▼▼▼

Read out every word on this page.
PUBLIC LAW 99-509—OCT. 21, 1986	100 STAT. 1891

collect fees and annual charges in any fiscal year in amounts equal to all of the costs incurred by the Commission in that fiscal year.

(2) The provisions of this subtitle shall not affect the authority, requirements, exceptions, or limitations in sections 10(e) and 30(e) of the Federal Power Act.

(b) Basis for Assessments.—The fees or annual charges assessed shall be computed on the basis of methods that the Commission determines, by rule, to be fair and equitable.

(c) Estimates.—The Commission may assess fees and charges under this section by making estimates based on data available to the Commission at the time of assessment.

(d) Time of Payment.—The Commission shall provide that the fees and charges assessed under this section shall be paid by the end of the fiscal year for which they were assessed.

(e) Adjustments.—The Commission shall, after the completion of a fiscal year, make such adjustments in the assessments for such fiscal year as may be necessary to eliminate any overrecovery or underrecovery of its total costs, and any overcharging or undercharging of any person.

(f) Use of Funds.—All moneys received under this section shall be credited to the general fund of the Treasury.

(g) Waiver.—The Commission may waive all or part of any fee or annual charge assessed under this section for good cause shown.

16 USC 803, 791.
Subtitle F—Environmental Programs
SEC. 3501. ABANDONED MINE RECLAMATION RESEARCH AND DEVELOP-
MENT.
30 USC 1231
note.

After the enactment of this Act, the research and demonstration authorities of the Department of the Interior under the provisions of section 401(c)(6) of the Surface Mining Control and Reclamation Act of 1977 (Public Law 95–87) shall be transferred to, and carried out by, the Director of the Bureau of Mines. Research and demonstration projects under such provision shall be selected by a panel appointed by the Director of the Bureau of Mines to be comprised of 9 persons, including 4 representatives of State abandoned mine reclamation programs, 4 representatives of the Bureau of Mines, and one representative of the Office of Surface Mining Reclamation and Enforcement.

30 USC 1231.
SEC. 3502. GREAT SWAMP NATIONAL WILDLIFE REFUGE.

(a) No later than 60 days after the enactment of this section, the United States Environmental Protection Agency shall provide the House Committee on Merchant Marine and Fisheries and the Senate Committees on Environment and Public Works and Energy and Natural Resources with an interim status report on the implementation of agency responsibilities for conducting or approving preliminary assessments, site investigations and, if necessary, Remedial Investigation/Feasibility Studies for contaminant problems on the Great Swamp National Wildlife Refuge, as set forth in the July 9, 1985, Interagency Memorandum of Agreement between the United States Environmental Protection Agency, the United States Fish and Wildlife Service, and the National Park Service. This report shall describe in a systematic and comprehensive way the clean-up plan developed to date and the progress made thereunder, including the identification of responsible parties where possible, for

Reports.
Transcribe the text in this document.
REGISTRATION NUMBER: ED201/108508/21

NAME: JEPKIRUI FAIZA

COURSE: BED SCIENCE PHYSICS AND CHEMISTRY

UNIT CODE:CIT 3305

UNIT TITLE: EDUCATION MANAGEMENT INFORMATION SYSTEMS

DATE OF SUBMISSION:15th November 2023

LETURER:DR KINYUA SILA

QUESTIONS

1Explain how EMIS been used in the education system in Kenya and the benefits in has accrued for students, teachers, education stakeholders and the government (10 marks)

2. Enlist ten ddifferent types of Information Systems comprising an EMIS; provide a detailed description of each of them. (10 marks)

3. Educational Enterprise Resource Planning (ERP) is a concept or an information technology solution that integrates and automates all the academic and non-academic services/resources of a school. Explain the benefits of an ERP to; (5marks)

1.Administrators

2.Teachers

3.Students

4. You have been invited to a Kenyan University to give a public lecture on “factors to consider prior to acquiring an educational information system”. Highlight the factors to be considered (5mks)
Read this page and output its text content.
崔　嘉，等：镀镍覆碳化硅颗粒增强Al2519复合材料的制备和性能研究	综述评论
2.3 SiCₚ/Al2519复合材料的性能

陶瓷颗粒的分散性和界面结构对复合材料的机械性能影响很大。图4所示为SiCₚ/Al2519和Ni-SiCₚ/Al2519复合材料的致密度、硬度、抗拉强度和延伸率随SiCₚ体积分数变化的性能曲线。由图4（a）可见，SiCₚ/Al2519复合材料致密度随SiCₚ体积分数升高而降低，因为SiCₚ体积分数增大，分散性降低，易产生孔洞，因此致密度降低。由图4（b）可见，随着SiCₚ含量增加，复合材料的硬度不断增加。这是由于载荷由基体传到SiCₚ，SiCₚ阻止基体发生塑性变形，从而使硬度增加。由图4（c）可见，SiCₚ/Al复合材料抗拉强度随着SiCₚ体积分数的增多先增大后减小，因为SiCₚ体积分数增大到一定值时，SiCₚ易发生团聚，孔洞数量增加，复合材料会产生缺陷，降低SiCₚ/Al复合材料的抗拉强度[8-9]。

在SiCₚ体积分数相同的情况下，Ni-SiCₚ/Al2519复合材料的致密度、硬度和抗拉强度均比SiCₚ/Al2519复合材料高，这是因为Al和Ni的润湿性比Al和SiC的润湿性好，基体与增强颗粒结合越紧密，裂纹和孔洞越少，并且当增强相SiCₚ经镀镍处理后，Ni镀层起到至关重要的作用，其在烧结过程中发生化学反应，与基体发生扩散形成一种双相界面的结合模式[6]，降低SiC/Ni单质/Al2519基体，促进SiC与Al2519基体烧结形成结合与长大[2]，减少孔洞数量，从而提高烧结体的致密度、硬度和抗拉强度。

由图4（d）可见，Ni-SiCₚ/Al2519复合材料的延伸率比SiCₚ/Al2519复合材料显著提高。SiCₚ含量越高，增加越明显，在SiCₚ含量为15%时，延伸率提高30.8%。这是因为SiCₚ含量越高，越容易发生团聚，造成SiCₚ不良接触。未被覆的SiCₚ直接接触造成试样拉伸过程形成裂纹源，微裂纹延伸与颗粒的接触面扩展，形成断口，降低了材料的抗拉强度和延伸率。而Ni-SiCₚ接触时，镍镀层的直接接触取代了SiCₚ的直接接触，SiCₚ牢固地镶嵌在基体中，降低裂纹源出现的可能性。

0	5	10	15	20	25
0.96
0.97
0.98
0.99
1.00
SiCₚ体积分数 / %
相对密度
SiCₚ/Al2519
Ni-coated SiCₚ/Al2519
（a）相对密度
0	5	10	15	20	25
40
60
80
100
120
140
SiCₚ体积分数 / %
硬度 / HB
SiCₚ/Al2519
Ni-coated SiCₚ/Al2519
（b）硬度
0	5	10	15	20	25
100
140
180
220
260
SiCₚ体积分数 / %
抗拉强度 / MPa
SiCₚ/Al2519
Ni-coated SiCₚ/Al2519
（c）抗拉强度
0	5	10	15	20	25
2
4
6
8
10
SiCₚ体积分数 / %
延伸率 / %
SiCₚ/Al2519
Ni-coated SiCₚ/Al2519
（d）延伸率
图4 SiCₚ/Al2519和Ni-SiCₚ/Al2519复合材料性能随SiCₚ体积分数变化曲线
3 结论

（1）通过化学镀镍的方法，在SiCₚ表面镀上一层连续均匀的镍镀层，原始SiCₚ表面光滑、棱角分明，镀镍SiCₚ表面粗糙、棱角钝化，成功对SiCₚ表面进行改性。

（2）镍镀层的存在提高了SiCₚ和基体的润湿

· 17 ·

▲▲▲

STATED TASK ▸ Extract the listing in its entirety, matching it exactly.

ANSWER ▸
Read out every word on this page.
PUBLIC LAW 99-509—OCT. 21, 1986	100 STAT. 1891

collect fees and annual charges in any fiscal year in amounts equal to all of the costs incurred by the Commission in that fiscal year.

(2) The provisions of this subtitle shall not affect the authority, requirements, exceptions, or limitations in sections 10(e) and 30(e) of the Federal Power Act.

(b) Basis for Assessments.—The fees or annual charges assessed shall be computed on the basis of methods that the Commission determines, by rule, to be fair and equitable.

(c) Estimates.—The Commission may assess fees and charges under this section by making estimates based on data available to the Commission at the time of assessment.

(d) Time of Payment.—The Commission shall provide that the fees and charges assessed under this section shall be paid by the end of the fiscal year for which they were assessed.

(e) Adjustments.—The Commission shall, after the completion of a fiscal year, make such adjustments in the assessments for such fiscal year as may be necessary to eliminate any overrecovery or underrecovery of its total costs, and any overcharging or undercharging of any person.

(f) Use of Funds.—All moneys received under this section shall be credited to the general fund of the Treasury.

(g) Waiver.—The Commission may waive all or part of any fee or annual charge assessed under this section for good cause shown.

16 USC 803, 791.
Subtitle F—Environmental Programs
SEC. 3501. ABANDONED MINE RECLAMATION RESEARCH AND DEVELOP-
MENT.
30 USC 1231
note.

After the enactment of this Act, the research and demonstration authorities of the Department of the Interior under the provisions of section 401(c)(6) of the Surface Mining Control and Reclamation Act of 1977 (Public Law 95–87) shall be transferred to, and carried out by, the Director of the Bureau of Mines. Research and demonstration projects under such provision shall be selected by a panel appointed by the Director of the Bureau of Mines to be comprised of 9 persons, including 4 representatives of State abandoned mine reclamation programs, 4 representatives of the Bureau of Mines, and one representative of the Office of Surface Mining Reclamation and Enforcement.

30 USC 1231.
SEC. 3502. GREAT SWAMP NATIONAL WILDLIFE REFUGE.

(a) No later than 60 days after the enactment of this section, the United States Environmental Protection Agency shall provide the House Committee on Merchant Marine and Fisheries and the Senate Committees on Environment and Public Works and Energy and Natural Resources with an interim status report on the implementation of agency responsibilities for conducting or approving preliminary assessments, site investigations and, if necessary, Remedial Investigation/Feasibility Studies for contaminant problems on the Great Swamp National Wildlife Refuge, as set forth in the July 9, 1985, Interagency Memorandum of Agreement between the United States Environmental Protection Agency, the United States Fish and Wildlife Service, and the National Park Service. This report shall describe in a systematic and comprehensive way the clean-up plan developed to date and the progress made thereunder, including the identification of responsible parties where possible, for

Reports.
Transcribe the text in this document.
REGISTRATION NUMBER: ED201/108508/21

NAME: JEPKIRUI FAIZA

COURSE: BED SCIENCE PHYSICS AND CHEMISTRY

UNIT CODE:CIT 3305

UNIT TITLE: EDUCATION MANAGEMENT INFORMATION SYSTEMS

DATE OF SUBMISSION:15th November 2023

LETURER:DR KINYUA SILA

QUESTIONS

1Explain how EMIS been used in the education system in Kenya and the benefits in has accrued for students, teachers, education stakeholders and the government (10 marks)

2. Enlist ten ddifferent types of Information Systems comprising an EMIS; provide a detailed description of each of them. (10 marks)

3. Educational Enterprise Resource Planning (ERP) is a concept or an information technology solution that integrates and automates all the academic and non-academic services/resources of a school. Explain the benefits of an ERP to; (5marks)

1.Administrators

2.Teachers

3.Students

4. You have been invited to a Kenyan University to give a public lecture on “factors to consider prior to acquiring an educational information system”. Highlight the factors to be considered (5mks)
Read this page and output its text content.
崔　嘉，等：镀镍覆碳化硅颗粒增强Al2519复合材料的制备和性能研究	综述评论
2.3 SiCₚ/Al2519复合材料的性能

陶瓷颗粒的分散性和界面结构对复合材料的机械性能影响很大。图4所示为SiCₚ/Al2519和Ni-SiCₚ/Al2519复合材料的致密度、硬度、抗拉强度和延伸率随SiCₚ体积分数变化的性能曲线。由图4（a）可见，SiCₚ/Al2519复合材料致密度随SiCₚ体积分数升高而降低，因为SiCₚ体积分数增大，分散性降低，易产生孔洞，因此致密度降低。由图4（b）可见，随着SiCₚ含量增加，复合材料的硬度不断增加。这是由于载荷由基体传到SiCₚ，SiCₚ阻止基体发生塑性变形，从而使硬度增加。由图4（c）可见，SiCₚ/Al复合材料抗拉强度随着SiCₚ体积分数的增多先增大后减小，因为SiCₚ体积分数增大到一定值时，SiCₚ易发生团聚，孔洞数量增加，复合材料会产生缺陷，降低SiCₚ/Al复合材料的抗拉强度[8-9]。

在SiCₚ体积分数相同的情况下，Ni-SiCₚ/Al2519复合材料的致密度、硬度和抗拉强度均比SiCₚ/Al2519复合材料高，这是因为Al和Ni的润湿性比Al和SiC的润湿性好，基体与增强颗粒结合越紧密，裂纹和孔洞越少，并且当增强相SiCₚ经镀镍处理后，Ni镀层起到至关重要的作用，其在烧结过程中发生化学反应，与基体发生扩散形成一种双相界面的结合模式[6]，降低SiC/Ni单质/Al2519基体，促进SiC与Al2519基体烧结形成结合与长大[2]，减少孔洞数量，从而提高烧结体的致密度、硬度和抗拉强度。

由图4（d）可见，Ni-SiCₚ/Al2519复合材料的延伸率比SiCₚ/Al2519复合材料显著提高。SiCₚ含量越高，增加越明显，在SiCₚ含量为15%时，延伸率提高30.8%。这是因为SiCₚ含量越高，越容易发生团聚，造成SiCₚ不良接触。未被覆的SiCₚ直接接触造成试样拉伸过程形成裂纹源，微裂纹延伸与颗粒的接触面扩展，形成断口，降低了材料的抗拉强度和延伸率。而Ni-SiCₚ接触时，镍镀层的直接接触取代了SiCₚ的直接接触，SiCₚ牢固地镶嵌在基体中，降低裂纹源出现的可能性。

0	5	10	15	20	25
0.96
0.97
0.98
0.99
1.00
SiCₚ体积分数 / %
相对密度
SiCₚ/Al2519
Ni-coated SiCₚ/Al2519
（a）相对密度
0	5	10	15	20	25
40
60
80
100
120
140
SiCₚ体积分数 / %
硬度 / HB
SiCₚ/Al2519
Ni-coated SiCₚ/Al2519
（b）硬度
0	5	10	15	20	25
100
140
180
220
260
SiCₚ体积分数 / %
抗拉强度 / MPa
SiCₚ/Al2519
Ni-coated SiCₚ/Al2519
（c）抗拉强度
0	5	10	15	20	25
2
4
6
8
10
SiCₚ体积分数 / %
延伸率 / %
SiCₚ/Al2519
Ni-coated SiCₚ/Al2519
（d）延伸率
图4 SiCₚ/Al2519和Ni-SiCₚ/Al2519复合材料性能随SiCₚ体积分数变化曲线
3 结论

（1）通过化学镀镍的方法，在SiCₚ表面镀上一层连续均匀的镍镀层，原始SiCₚ表面光滑、棱角分明，镀镍SiCₚ表面粗糙、棱角钝化，成功对SiCₚ表面进行改性。

（2）镍镀层的存在提高了SiCₚ和基体的润湿

· 17 ·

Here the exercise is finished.